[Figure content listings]
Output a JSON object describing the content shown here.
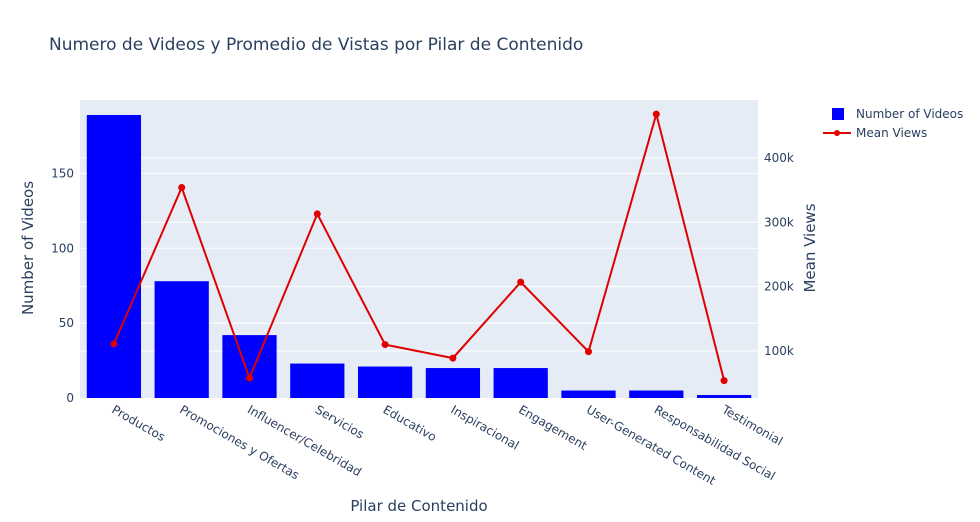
{
  "chart_data": {
    "type": "bar",
    "title": "Numero de Videos y Promedio de Vistas por Pilar de Contenido",
    "xlabel": "Pilar de Contenido",
    "ylabel": "Number of Videos",
    "y2label": "Mean Views",
    "categories": [
      "Productos",
      "Promociones y Ofertas",
      "Influencer/Celebridad",
      "Servicios",
      "Educativo",
      "Inspiracional",
      "Engagement",
      "User-Generated Content",
      "Responsabilidad Social",
      "Testimonial"
    ],
    "series": [
      {
        "name": "Number of Videos",
        "type": "bar",
        "axis": "y",
        "color": "#0000ff",
        "values": [
          189,
          78,
          42,
          23,
          21,
          20,
          20,
          5,
          5,
          2
        ]
      },
      {
        "name": "Mean Views",
        "type": "line",
        "axis": "y2",
        "color": "#e00000",
        "values": [
          111000,
          354000,
          58000,
          313000,
          110000,
          89000,
          207000,
          99000,
          468000,
          54000
        ]
      }
    ],
    "y_ticks": [
      0,
      50,
      100,
      150
    ],
    "y2_ticks": [
      100000,
      200000,
      300000,
      400000
    ],
    "y2_tick_labels": [
      "100k",
      "200k",
      "300k",
      "400k"
    ],
    "ylim": [
      0,
      199
    ],
    "y2lim": [
      27000,
      490000
    ],
    "grid": true,
    "legend_position": "top-right",
    "plot_bgcolor": "#e5ecf6",
    "text_color": "#2a3f5f"
  }
}
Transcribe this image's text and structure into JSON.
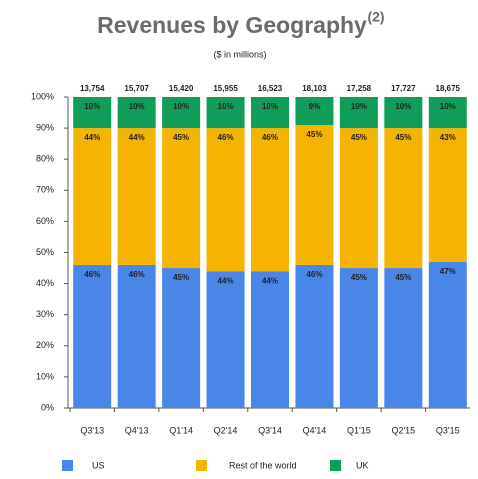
{
  "chart_data": {
    "type": "stacked_bar",
    "title": "Revenues by Geography",
    "title_note": "(2)",
    "subtitle": "($ in millions)",
    "categories": [
      "Q3'13",
      "Q4'13",
      "Q1'14",
      "Q2'14",
      "Q3'14",
      "Q4'14",
      "Q1'15",
      "Q2'15",
      "Q3'15"
    ],
    "totals": [
      {
        "value": 13754,
        "label": "13,754"
      },
      {
        "value": 15707,
        "label": "15,707"
      },
      {
        "value": 15420,
        "label": "15,420"
      },
      {
        "value": 15955,
        "label": "15,955"
      },
      {
        "value": 16523,
        "label": "16,523"
      },
      {
        "value": 18103,
        "label": "18,103"
      },
      {
        "value": 17258,
        "label": "17,258"
      },
      {
        "value": 17727,
        "label": "17,727"
      },
      {
        "value": 18675,
        "label": "18,675"
      }
    ],
    "series": [
      {
        "name": "US",
        "color": "#4a86e8",
        "values": [
          46,
          46,
          45,
          44,
          44,
          46,
          45,
          45,
          47
        ],
        "value_labels": [
          "46%",
          "46%",
          "45%",
          "44%",
          "44%",
          "46%",
          "45%",
          "45%",
          "47%"
        ]
      },
      {
        "name": "Rest of the world",
        "color": "#f4b400",
        "values": [
          44,
          44,
          45,
          46,
          46,
          45,
          45,
          45,
          43
        ],
        "value_labels": [
          "44%",
          "44%",
          "45%",
          "46%",
          "46%",
          "45%",
          "45%",
          "45%",
          "43%"
        ]
      },
      {
        "name": "UK",
        "color": "#0f9d58",
        "values": [
          10,
          10,
          10,
          10,
          10,
          9,
          10,
          10,
          10
        ],
        "value_labels": [
          "10%",
          "10%",
          "10%",
          "10%",
          "10%",
          "9%",
          "10%",
          "10%",
          "10%"
        ]
      }
    ],
    "ylim": [
      0,
      100
    ],
    "yticks": [
      {
        "value": 0,
        "label": "0%"
      },
      {
        "value": 10,
        "label": "10%"
      },
      {
        "value": 20,
        "label": "20%"
      },
      {
        "value": 30,
        "label": "30%"
      },
      {
        "value": 40,
        "label": "40%"
      },
      {
        "value": 50,
        "label": "50%"
      },
      {
        "value": 60,
        "label": "60%"
      },
      {
        "value": 70,
        "label": "70%"
      },
      {
        "value": 80,
        "label": "80%"
      },
      {
        "value": 90,
        "label": "90%"
      },
      {
        "value": 100,
        "label": "100%"
      }
    ],
    "legend": "bottom"
  }
}
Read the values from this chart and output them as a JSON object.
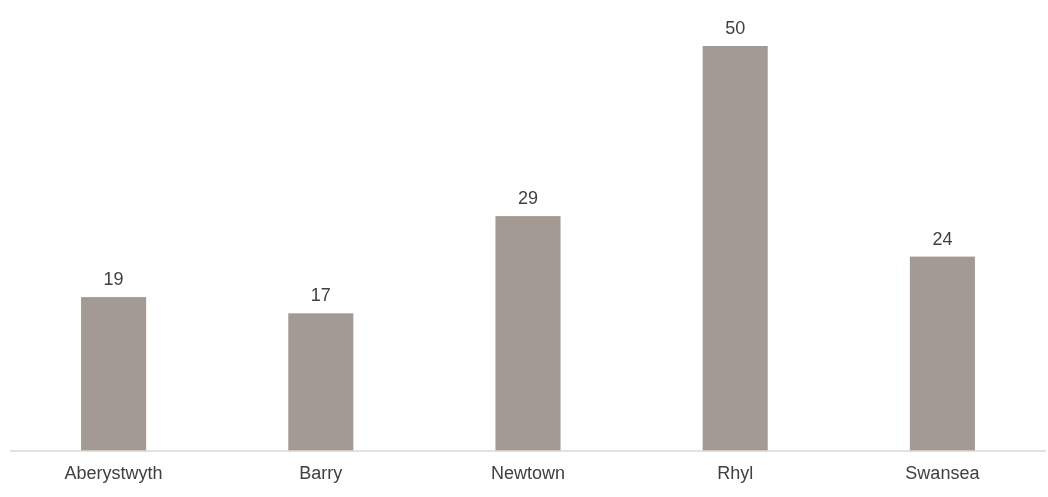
{
  "chart_data": {
    "type": "bar",
    "categories": [
      "Aberystwyth",
      "Barry",
      "Newtown",
      "Rhyl",
      "Swansea"
    ],
    "values": [
      19,
      17,
      29,
      50,
      24
    ],
    "color": "#a39a93",
    "data_labels": true
  }
}
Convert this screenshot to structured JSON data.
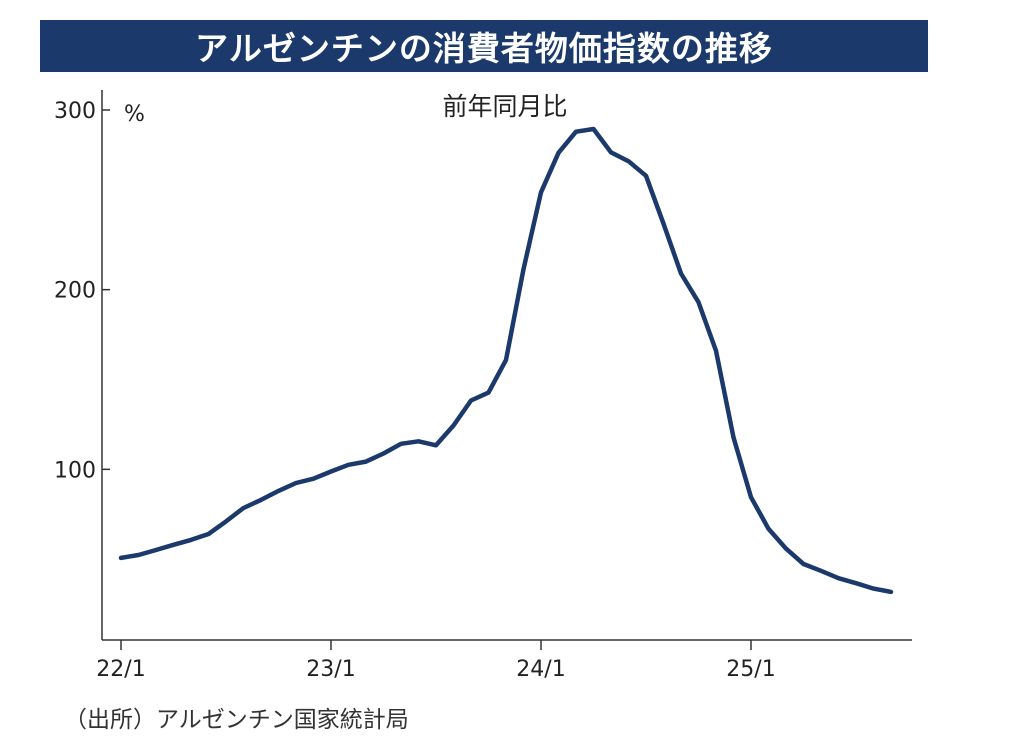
{
  "title": "アルゼンチンの消費者物価指数の推移",
  "source": "（出所）アルゼンチン国家統計局",
  "colors": {
    "title_bg": "#1b3a6b",
    "line": "#1b3a6b",
    "axis": "#333333"
  },
  "chart_data": {
    "type": "line",
    "title": "アルゼンチンの消費者物価指数の推移",
    "subtitle": "前年同月比",
    "ylabel": "%",
    "xlabel": "",
    "ylim": [
      0,
      300
    ],
    "yticks": [
      100,
      200,
      300
    ],
    "xtick_labels": [
      "22/1",
      "23/1",
      "24/1",
      "25/1"
    ],
    "x_start": "2022-01",
    "grid": false,
    "series": [
      {
        "values": [
          50.7,
          52.3,
          55.1,
          58.0,
          60.7,
          64.0,
          71.0,
          78.5,
          83.0,
          88.0,
          92.4,
          94.8,
          98.8,
          102.5,
          104.3,
          108.8,
          114.2,
          115.6,
          113.4,
          124.4,
          138.3,
          142.7,
          160.9,
          211.4,
          254.2,
          276.2,
          287.9,
          289.4,
          276.4,
          271.5,
          263.4,
          236.7,
          209.0,
          193.0,
          166.0,
          117.8,
          84.5,
          66.9,
          55.9,
          47.3,
          43.5,
          39.4,
          36.6,
          33.6,
          31.8
        ]
      }
    ]
  }
}
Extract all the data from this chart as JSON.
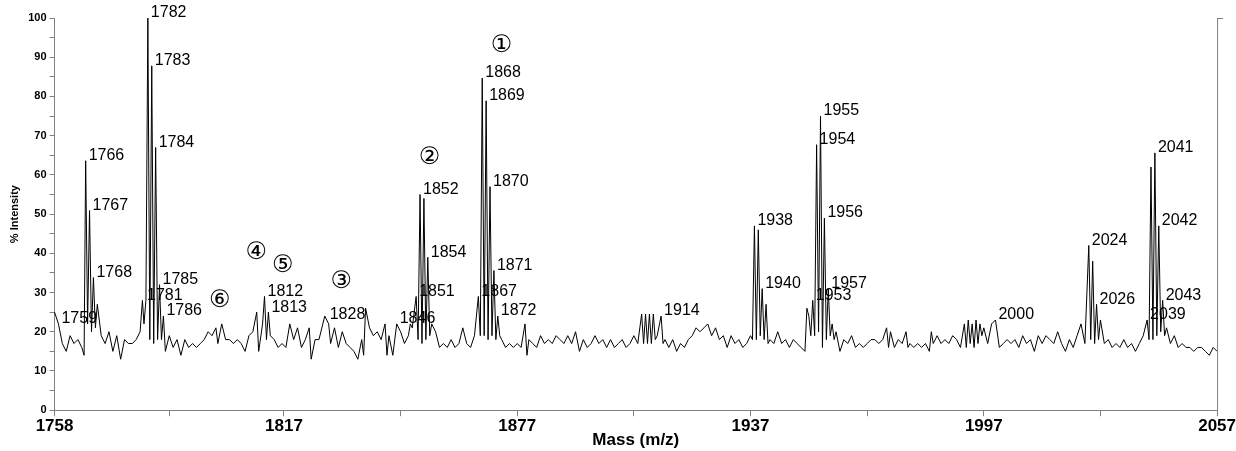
{
  "chart_data": {
    "type": "line",
    "xlabel": "Mass (m/z)",
    "ylabel": "% Intensity",
    "xlim": [
      1758,
      2057
    ],
    "ylim": [
      0,
      100
    ],
    "xticks": [
      1758,
      {
        "value": 1787.5,
        "label": null
      },
      1817,
      {
        "value": 1847,
        "label": null
      },
      1877,
      {
        "value": 1907,
        "label": null
      },
      1937,
      {
        "value": 1967,
        "label": null
      },
      1997,
      {
        "value": 2027,
        "label": null
      },
      2057
    ],
    "yticks": [
      0,
      {
        "value": 5,
        "label": null
      },
      10,
      {
        "value": 15,
        "label": null
      },
      20,
      {
        "value": 25,
        "label": null
      },
      30,
      {
        "value": 35,
        "label": null
      },
      40,
      {
        "value": 45,
        "label": null
      },
      50,
      {
        "value": 55,
        "label": null
      },
      60,
      {
        "value": 65,
        "label": null
      },
      70,
      {
        "value": 75,
        "label": null
      },
      80,
      {
        "value": 85,
        "label": null
      },
      90,
      {
        "value": 95,
        "label": null
      },
      100
    ],
    "marker": "none",
    "legend": false,
    "series": [
      {
        "color": "#000000",
        "x": [
          1758,
          1759,
          1760,
          1761,
          1762,
          1763,
          1764,
          1765,
          1765.6,
          1766,
          1766.5,
          1767,
          1767.5,
          1768,
          1768.5,
          1769,
          1770,
          1771,
          1772,
          1773,
          1774,
          1775,
          1776,
          1777,
          1778,
          1779,
          1780,
          1780.6,
          1781,
          1781.5,
          1782,
          1782.5,
          1783,
          1783.5,
          1784,
          1784.5,
          1785,
          1785.5,
          1786,
          1786.5,
          1787.5,
          1788.5,
          1789.5,
          1790.5,
          1791.5,
          1792.5,
          1793.5,
          1794.5,
          1795.5,
          1796.5,
          1797.5,
          1798.5,
          1799.5,
          1800,
          1801,
          1802,
          1803,
          1804,
          1805,
          1806,
          1807,
          1808,
          1809,
          1810,
          1810.5,
          1811.5,
          1812,
          1812.5,
          1813,
          1813.5,
          1814.5,
          1815.5,
          1816.5,
          1817.5,
          1818.5,
          1819.5,
          1820.5,
          1821.5,
          1822.5,
          1823.5,
          1824,
          1825,
          1826,
          1827,
          1827.5,
          1828,
          1828.5,
          1829,
          1830,
          1831,
          1832,
          1833,
          1834,
          1835,
          1836,
          1837,
          1837.5,
          1838,
          1839,
          1840,
          1841,
          1842,
          1843,
          1843.5,
          1844,
          1845,
          1846,
          1847,
          1848,
          1849,
          1849.5,
          1850,
          1850.5,
          1851,
          1851.5,
          1852,
          1852.5,
          1853,
          1853.5,
          1854,
          1854.5,
          1855,
          1856,
          1857,
          1858,
          1859,
          1860,
          1861,
          1862,
          1863,
          1864,
          1865,
          1866,
          1867,
          1867.5,
          1868,
          1868.5,
          1869,
          1869.5,
          1870,
          1870.5,
          1871,
          1871.5,
          1872,
          1872.5,
          1873,
          1874,
          1875,
          1876,
          1877,
          1878,
          1879,
          1879.5,
          1880,
          1881,
          1882,
          1883,
          1884,
          1885,
          1886,
          1887,
          1888,
          1889,
          1890,
          1891,
          1892,
          1893,
          1894,
          1895,
          1896,
          1897,
          1898,
          1899,
          1900,
          1901,
          1902,
          1903,
          1904,
          1905,
          1906,
          1907,
          1908,
          1909,
          1909.5,
          1910,
          1910.5,
          1911,
          1911.5,
          1912,
          1912.5,
          1913,
          1914,
          1914.5,
          1915,
          1916,
          1917,
          1918,
          1919,
          1920,
          1921,
          1922,
          1923,
          1924,
          1925,
          1926,
          1927,
          1928,
          1929,
          1930,
          1931,
          1932,
          1933,
          1934,
          1935,
          1936,
          1937,
          1937.5,
          1938,
          1938.5,
          1939,
          1939.5,
          1940,
          1940.5,
          1941,
          1941.5,
          1942,
          1943,
          1944,
          1945,
          1946,
          1947,
          1948,
          1949,
          1950,
          1951,
          1951.5,
          1952,
          1952.5,
          1953,
          1953.5,
          1954,
          1954.5,
          1955,
          1955.5,
          1956,
          1956.5,
          1957,
          1957.5,
          1958,
          1958.5,
          1959,
          1960,
          1961,
          1962,
          1963,
          1964,
          1965,
          1966,
          1967,
          1968,
          1969,
          1970,
          1971,
          1972,
          1972.5,
          1973,
          1974,
          1975,
          1976,
          1977,
          1977.5,
          1978,
          1979,
          1980,
          1981,
          1982,
          1983,
          1983.5,
          1984,
          1985,
          1986,
          1987,
          1988,
          1989,
          1990,
          1991,
          1992,
          1992.5,
          1993,
          1993.5,
          1994,
          1994.5,
          1995,
          1995.5,
          1996,
          1996.5,
          1997,
          1998,
          1999,
          2000,
          2001,
          2002,
          2003,
          2004,
          2005,
          2006,
          2007,
          2008,
          2009,
          2010,
          2011,
          2012,
          2013,
          2014,
          2015,
          2016,
          2017,
          2018,
          2019,
          2020,
          2021,
          2022,
          2023,
          2024,
          2024.5,
          2025,
          2025.5,
          2026,
          2026.5,
          2027,
          2028,
          2029,
          2030,
          2031,
          2032,
          2033,
          2034,
          2035,
          2036,
          2037,
          2038,
          2039,
          2039.5,
          2040,
          2040.5,
          2041,
          2041.5,
          2042,
          2042.5,
          2043,
          2043.5,
          2044,
          2045,
          2046,
          2047,
          2048,
          2049,
          2050,
          2051,
          2052,
          2053,
          2054,
          2055,
          2056,
          2057
        ],
        "values": [
          25,
          22,
          17,
          15,
          19,
          17,
          18,
          16,
          14,
          63.6,
          22,
          50.9,
          20,
          33.8,
          21,
          27,
          19,
          17,
          20,
          15,
          19,
          13,
          18,
          17,
          17,
          18,
          20,
          28,
          22,
          28,
          100,
          18,
          87.8,
          17,
          67,
          18,
          32,
          18,
          24,
          15,
          19,
          16,
          18,
          14,
          18,
          16,
          17,
          16,
          17,
          18,
          20,
          19,
          21,
          17,
          22,
          18,
          18,
          17,
          18,
          17,
          15,
          19,
          20,
          25,
          15,
          22,
          29,
          18,
          25,
          19,
          18,
          16,
          17,
          16,
          22,
          18,
          21,
          16,
          18,
          21,
          13,
          18,
          18,
          22,
          24,
          23,
          22,
          17,
          21,
          16,
          20,
          17,
          16,
          15,
          13,
          18,
          14,
          26,
          21,
          19,
          20,
          18,
          22,
          14,
          19,
          14,
          22,
          20,
          17,
          19,
          22,
          21,
          25,
          29,
          18,
          55,
          17,
          54,
          18,
          39,
          19,
          22,
          20,
          16,
          17,
          16,
          18,
          16,
          17,
          21,
          17,
          16,
          19,
          29,
          19,
          84.7,
          19,
          78.9,
          18,
          57,
          19,
          35.6,
          18,
          24,
          19,
          18,
          16,
          17,
          16,
          17,
          16,
          22,
          14,
          18,
          17,
          16,
          19,
          17,
          18,
          17,
          19,
          18,
          17,
          19,
          17,
          20,
          15,
          18,
          16,
          17,
          19,
          17,
          18,
          16,
          18,
          16,
          17,
          18,
          16,
          17,
          19,
          17,
          24.5,
          17,
          24.5,
          17,
          24.5,
          17,
          24.5,
          18,
          19,
          24,
          17,
          18,
          16,
          18,
          15,
          17,
          16,
          18,
          19,
          21,
          20,
          21,
          22,
          19,
          21,
          18,
          19,
          16,
          19,
          17,
          18,
          16,
          17,
          19,
          18,
          47,
          18,
          46,
          19,
          31,
          18,
          27,
          17,
          18,
          17,
          20,
          17,
          18,
          16,
          18,
          17,
          16,
          15,
          26,
          24,
          19,
          28,
          19,
          67.7,
          20,
          75,
          16,
          49,
          18,
          31,
          19,
          22,
          18,
          20,
          15,
          18,
          17,
          19,
          16,
          17,
          16,
          17,
          18,
          18,
          17,
          18,
          21,
          16,
          20,
          16,
          18,
          17,
          20,
          16,
          17,
          16,
          17,
          16,
          17,
          15,
          20,
          17,
          19,
          17,
          18,
          17,
          19,
          18,
          16,
          22,
          16,
          23,
          17,
          22,
          16,
          23,
          17,
          22,
          19,
          21,
          17,
          22,
          23,
          16,
          17,
          18,
          17,
          18,
          16,
          19,
          17,
          18,
          15,
          19,
          17,
          19,
          18,
          17,
          20,
          17,
          15,
          18,
          16,
          19,
          22,
          17,
          42,
          18,
          38,
          17,
          27,
          18,
          23,
          17,
          18,
          16,
          17,
          16,
          18,
          16,
          17,
          15,
          17,
          19,
          23,
          18,
          62,
          18,
          65.6,
          19,
          47,
          20,
          28,
          19,
          21,
          17,
          19,
          16,
          17,
          16,
          16,
          15,
          16,
          16,
          15,
          14,
          16,
          15
        ]
      }
    ],
    "annotations": [
      {
        "text": "1759",
        "x": 1759,
        "y": 22
      },
      {
        "text": "1766",
        "x": 1766,
        "y": 63.6
      },
      {
        "text": "1767",
        "x": 1767,
        "y": 50.9
      },
      {
        "text": "1768",
        "x": 1768,
        "y": 33.8
      },
      {
        "text": "1781",
        "x": 1781,
        "y": 28
      },
      {
        "text": "1782",
        "x": 1782,
        "y": 100
      },
      {
        "text": "1783",
        "x": 1783,
        "y": 87.8
      },
      {
        "text": "1784",
        "x": 1784,
        "y": 67
      },
      {
        "text": "1785",
        "x": 1785,
        "y": 32
      },
      {
        "text": "1786",
        "x": 1786,
        "y": 24
      },
      {
        "text": "1812",
        "x": 1812,
        "y": 29
      },
      {
        "text": "1813",
        "x": 1813,
        "y": 25
      },
      {
        "text": "1828",
        "x": 1828,
        "y": 23
      },
      {
        "text": "1846",
        "x": 1846,
        "y": 22
      },
      {
        "text": "1851",
        "x": 1851,
        "y": 29
      },
      {
        "text": "1852",
        "x": 1852,
        "y": 55
      },
      {
        "text": "1854",
        "x": 1854,
        "y": 39
      },
      {
        "text": "1867",
        "x": 1867,
        "y": 29
      },
      {
        "text": "1868",
        "x": 1868,
        "y": 84.7
      },
      {
        "text": "1869",
        "x": 1869,
        "y": 78.9
      },
      {
        "text": "1870",
        "x": 1870,
        "y": 57
      },
      {
        "text": "1871",
        "x": 1871,
        "y": 35.6
      },
      {
        "text": "1872",
        "x": 1872,
        "y": 24
      },
      {
        "text": "1914",
        "x": 1914,
        "y": 24
      },
      {
        "text": "1938",
        "x": 1938,
        "y": 47
      },
      {
        "text": "1940",
        "x": 1940,
        "y": 31
      },
      {
        "text": "1953",
        "x": 1953,
        "y": 28
      },
      {
        "text": "1954",
        "x": 1954,
        "y": 67.7
      },
      {
        "text": "1955",
        "x": 1955,
        "y": 75
      },
      {
        "text": "1956",
        "x": 1956,
        "y": 49
      },
      {
        "text": "1957",
        "x": 1957,
        "y": 31
      },
      {
        "text": "2000",
        "x": 2000,
        "y": 23
      },
      {
        "text": "2024",
        "x": 2024,
        "y": 42
      },
      {
        "text": "2026",
        "x": 2026,
        "y": 27
      },
      {
        "text": "2039",
        "x": 2039,
        "y": 23
      },
      {
        "text": "2041",
        "x": 2041,
        "y": 65.6
      },
      {
        "text": "2042",
        "x": 2042,
        "y": 47
      },
      {
        "text": "2043",
        "x": 2043,
        "y": 28
      },
      "①",
      "②",
      "③",
      "④",
      "⑤",
      "⑥"
    ]
  }
}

What you should do:
In the listing above, find each line with the word "ylabel" and copy it.

Written reply:
    "ylabel": "Number of Videos",
    "ylabel": "%",
    "ylabel": "% Intensity",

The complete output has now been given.